» WHAT IS NEEDED: Show every line in the material below that contains the word "prices", copying each line in full.

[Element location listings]
---*---

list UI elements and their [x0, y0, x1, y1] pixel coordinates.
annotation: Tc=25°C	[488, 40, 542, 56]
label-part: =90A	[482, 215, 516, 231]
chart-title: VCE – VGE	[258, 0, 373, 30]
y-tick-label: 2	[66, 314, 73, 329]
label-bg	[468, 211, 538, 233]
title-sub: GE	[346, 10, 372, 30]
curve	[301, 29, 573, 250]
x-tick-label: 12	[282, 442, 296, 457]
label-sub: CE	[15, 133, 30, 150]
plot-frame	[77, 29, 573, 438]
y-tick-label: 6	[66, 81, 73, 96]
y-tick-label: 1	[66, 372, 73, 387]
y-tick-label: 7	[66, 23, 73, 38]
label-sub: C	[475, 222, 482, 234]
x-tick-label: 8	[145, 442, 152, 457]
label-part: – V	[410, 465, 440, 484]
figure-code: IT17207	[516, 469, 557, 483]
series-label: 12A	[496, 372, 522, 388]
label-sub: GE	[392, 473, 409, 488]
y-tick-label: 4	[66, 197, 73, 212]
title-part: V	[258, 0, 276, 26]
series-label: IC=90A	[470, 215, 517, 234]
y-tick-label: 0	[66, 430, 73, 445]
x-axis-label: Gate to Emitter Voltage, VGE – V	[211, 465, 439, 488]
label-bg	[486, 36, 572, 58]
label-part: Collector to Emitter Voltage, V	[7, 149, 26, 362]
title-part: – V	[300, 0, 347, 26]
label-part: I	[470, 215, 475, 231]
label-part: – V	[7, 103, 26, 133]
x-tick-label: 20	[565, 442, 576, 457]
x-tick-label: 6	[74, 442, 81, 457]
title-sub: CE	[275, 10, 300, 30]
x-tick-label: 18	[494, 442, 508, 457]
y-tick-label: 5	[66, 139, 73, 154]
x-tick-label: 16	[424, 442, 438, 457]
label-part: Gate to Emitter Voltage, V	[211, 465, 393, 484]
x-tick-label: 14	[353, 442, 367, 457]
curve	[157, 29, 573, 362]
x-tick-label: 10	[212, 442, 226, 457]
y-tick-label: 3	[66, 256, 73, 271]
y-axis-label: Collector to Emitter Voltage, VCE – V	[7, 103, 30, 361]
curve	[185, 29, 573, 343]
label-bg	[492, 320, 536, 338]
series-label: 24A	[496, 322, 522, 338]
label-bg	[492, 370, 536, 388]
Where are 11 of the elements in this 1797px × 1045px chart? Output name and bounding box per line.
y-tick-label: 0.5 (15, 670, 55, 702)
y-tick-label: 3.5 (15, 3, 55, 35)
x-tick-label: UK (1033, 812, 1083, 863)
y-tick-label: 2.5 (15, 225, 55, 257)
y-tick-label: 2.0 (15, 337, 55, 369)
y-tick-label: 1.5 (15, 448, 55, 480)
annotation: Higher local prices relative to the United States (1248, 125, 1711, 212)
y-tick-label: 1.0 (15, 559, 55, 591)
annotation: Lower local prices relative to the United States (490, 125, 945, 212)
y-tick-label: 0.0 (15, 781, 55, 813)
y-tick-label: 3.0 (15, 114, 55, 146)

---*---

» WRITTEN SOLUTION:
annotation: Higher local prices relative to the United States (1248, 125, 1711, 212)
annotation: Lower local prices relative to the United States (490, 125, 945, 212)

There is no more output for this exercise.